● **EXERCISE DIRECTIONS**: From the listing below, select every line where the word "this" appears.
════════════════════
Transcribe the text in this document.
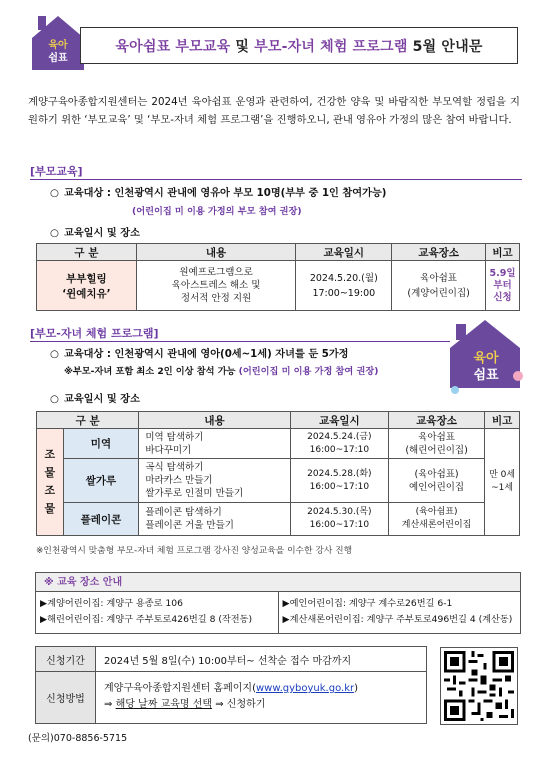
육아
쉼표
육아쉼표 부모교육 및 부모-자녀 체험 프로그램 5월 안내문
계양구육아종합지원센터는 2024년 육아쉼표 운영과 관련하여, 건강한 양육 및 바람직한 부모역할 정립을 지원하기 위한 ‘부모교육’ 및 ‘부모-자녀 체험 프로그램’을 진행하오니, 관내 영유아 가정의 많은 참여 바랍니다.
[부모교육]
○ 교육대상 : 인천광역시 관내에 영유아 부모 10명(부부 중 1인 참여가능)
(어린이집 미 이용 가정의 부모 참여 권장)
○ 교육일시 및 장소
구 분	내용	교육일시	교육장소	비고
부부힐링
‘윈예치유’	원예프로그램으로
육아스트레스 해소 및
정서적 안정 지원	2024.5.20.(월)
17:00~19:00	육아쉼표
(계양어린이집)	5.9일
부터
신청
[부모-자녀 체험 프로그램]
육아
쉼표
○ 교육대상 : 인천광역시 관내에 영아(0세~1세) 자녀를 둔 5가정
※부모-자녀 포함 최소 2인 이상 참석 가능 (어린이집 미 이용 가정 참여 권장)
○ 교육일시 및 장소
구 분		내용	교육일시	교육장소	비고
조
물
조
물	미역	미역 탐색하기
바다꾸미기	2024.5.24.(금)
16:00~17:10	육아쉼표
(해린어린이집)	만 0세
~1세
	쌀가루	곡식 탐색하기
마라카스 만들기
쌀가루로 인절미 만들기	2024.5.28.(화)
16:00~17:10	(육아쉼표)
예인어린이집	
	플레이콘	플레이콘 탐색하기
플레이콘 거울 만들기	2024.5.30.(목)
16:00~17:10	(육아쉼표)
계산새론어린이집	
※인천광역시 맞춤형 부모-자녀 체험 프로그램 강사진 양성교육을 이수한 강사 진행
※ 교육 장소 안내
▶계양어린이집: 계양구 용종로 106
▶해린어린이집: 계양구 주부토로426번길 8 (작전동)
▶예인어린이집: 계양구 계수로26번길 6-1
▶계산새론어린이집: 계양구 주부토로496번길 4 (계산동)
신청기간	2024년 5월 8일(수) 10:00부터~ 선착순 접수 마감까지
신청방법
계양구육아종합지원센터 홈페이지(www.gyboyuk.go.kr)
⇒ 해당 날짜 교육명 선택 ⇒ 신청하기
(문의)070-8856-5715
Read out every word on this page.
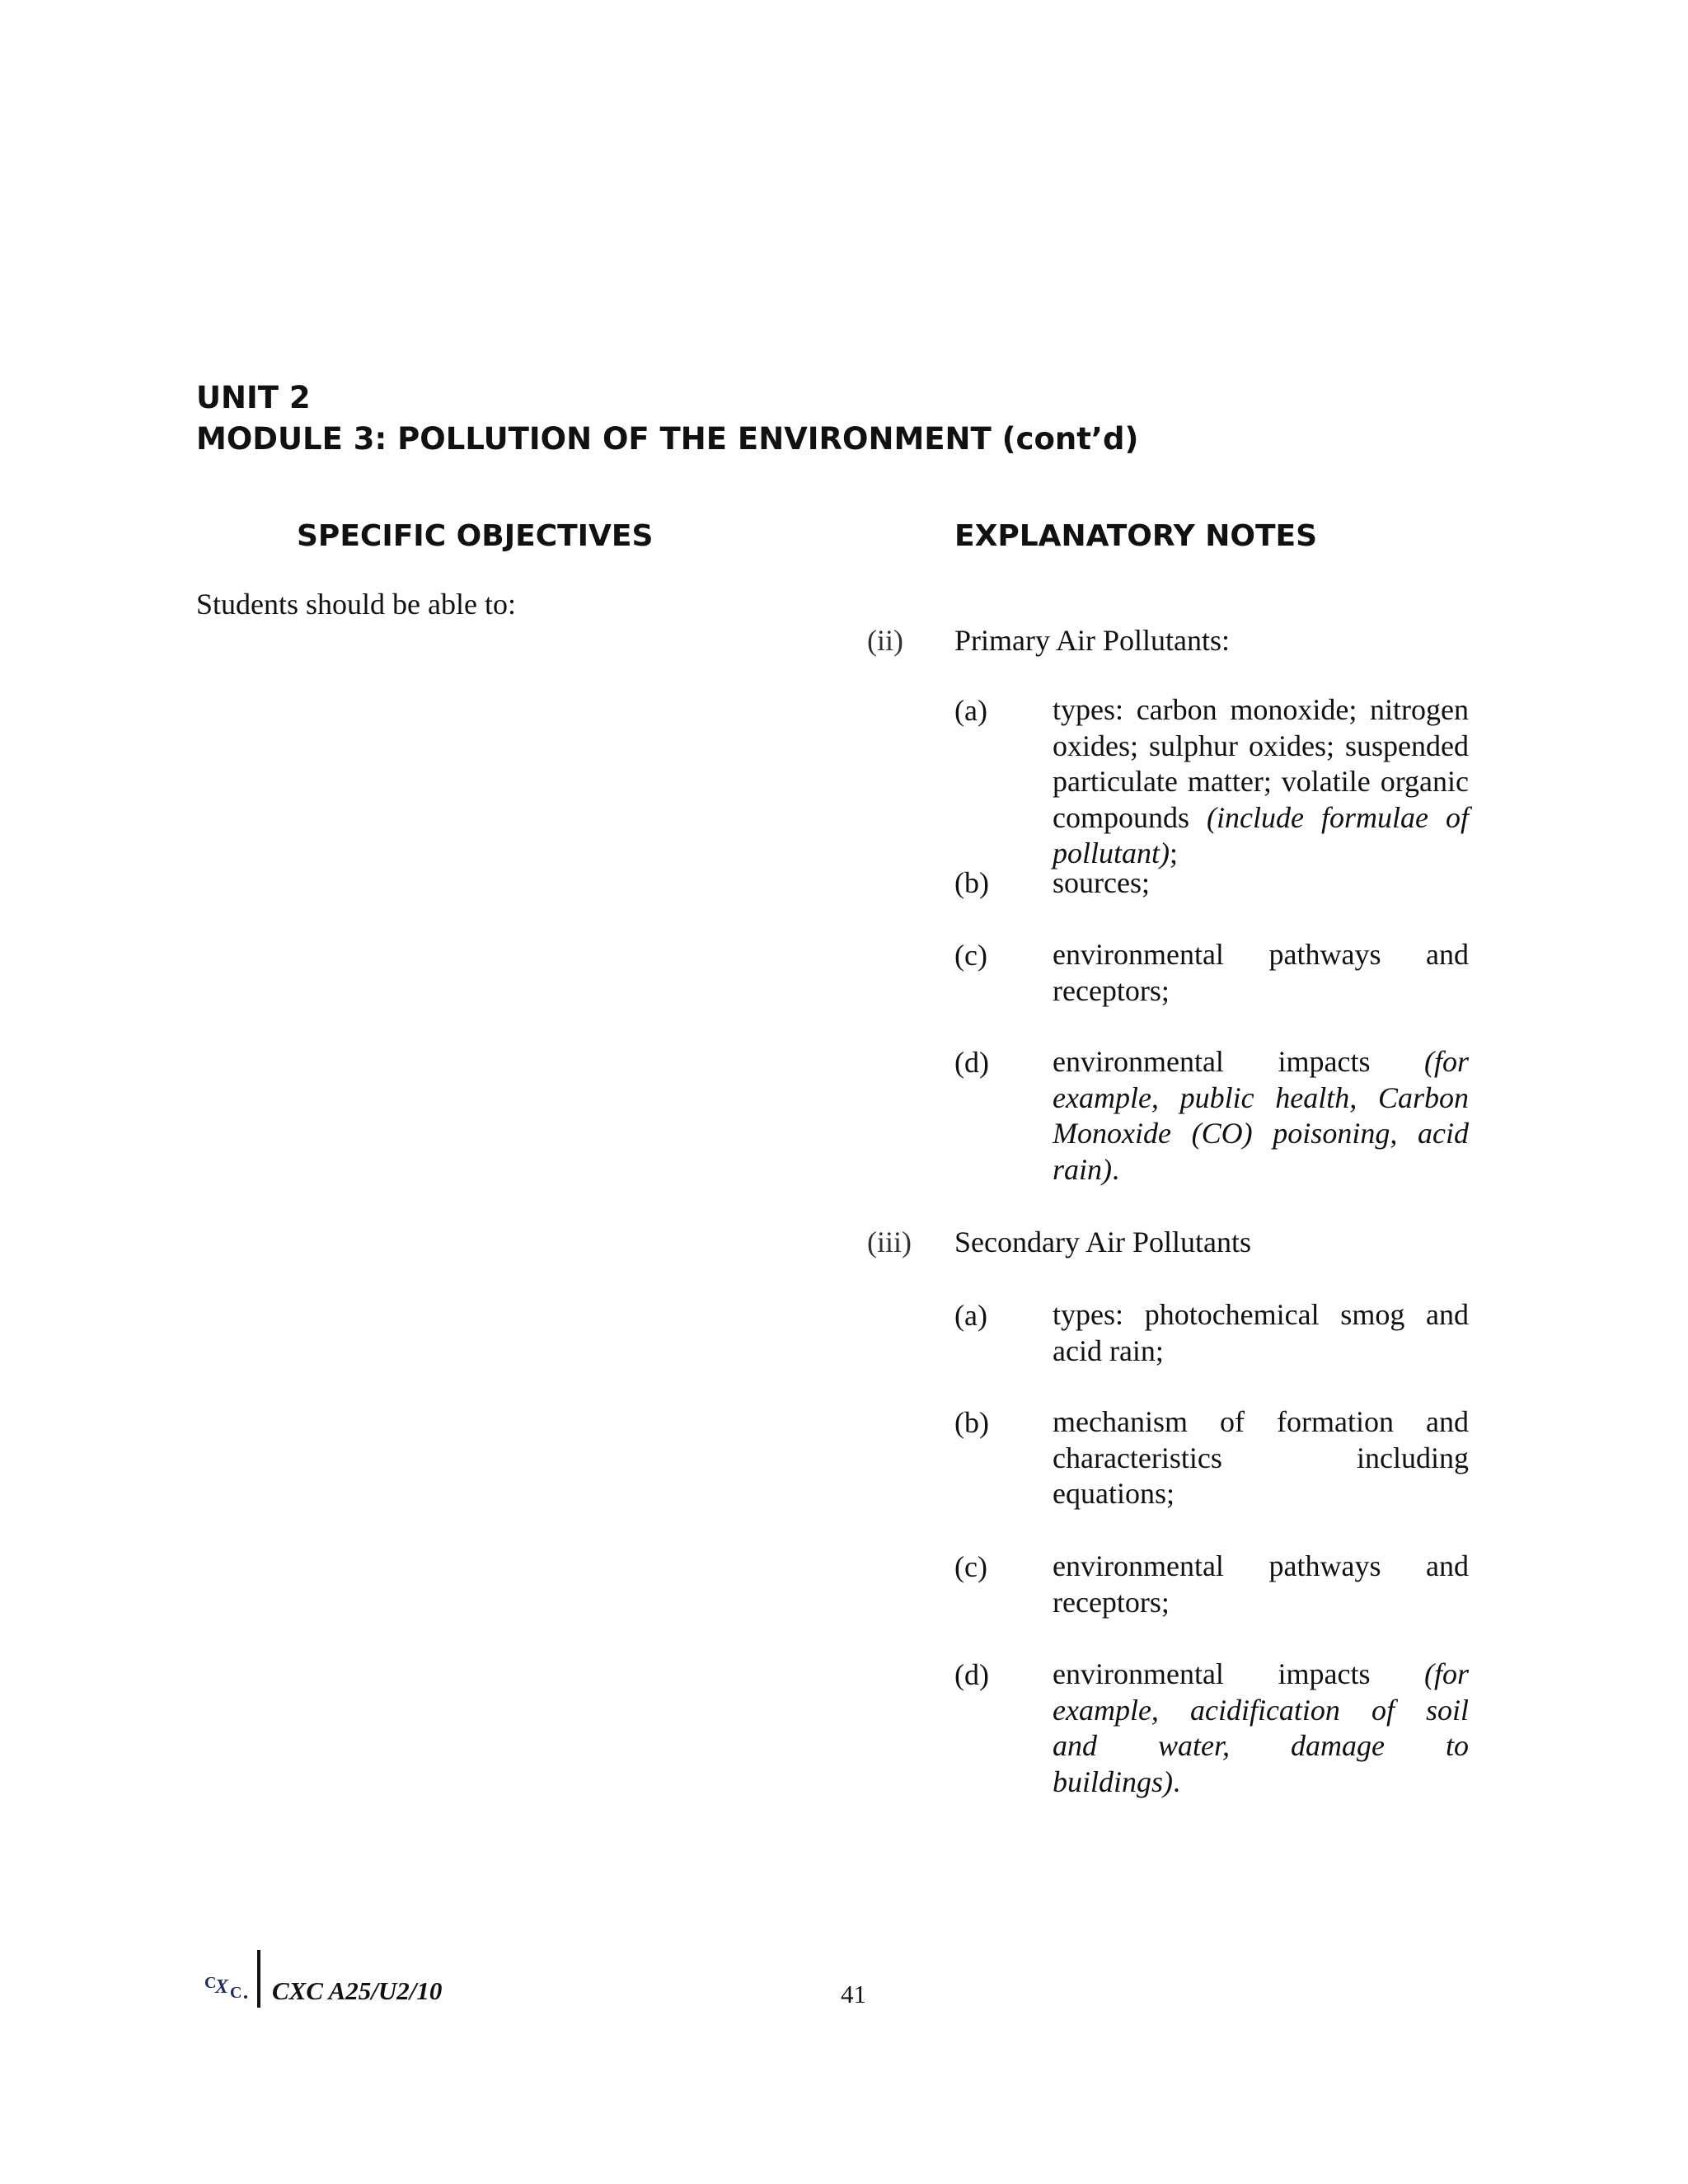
UNIT 2
MODULE 3: POLLUTION OF THE ENVIRONMENT (cont’d)
SPECIFIC OBJECTIVES	EXPLANATORY NOTES
Students should be able to:
(ii) Primary Air Pollutants:
(a) types: carbon monoxide; nitrogen
oxides; sulphur oxides; suspended
particulate matter; volatile organic
compounds (include formulae of
pollutant);
(b) sources;
(c) environmental pathways and
receptors;
(d) environmental impacts (for
example, public health, Carbon
Monoxide (CO) poisoning, acid
rain).
(iii) Secondary Air Pollutants
(a) types: photochemical smog and
acid rain;
(b) mechanism of formation and
characteristics including
equations;
(c) environmental pathways and
receptors;
(d) environmental impacts (for
example, acidification of soil
and water, damage to
buildings).
C
X C CXC A25/U2/10	41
════════════════════
● **WORKED SOLUTION**:
Transcribe the text in this document.
Read out every word on this page.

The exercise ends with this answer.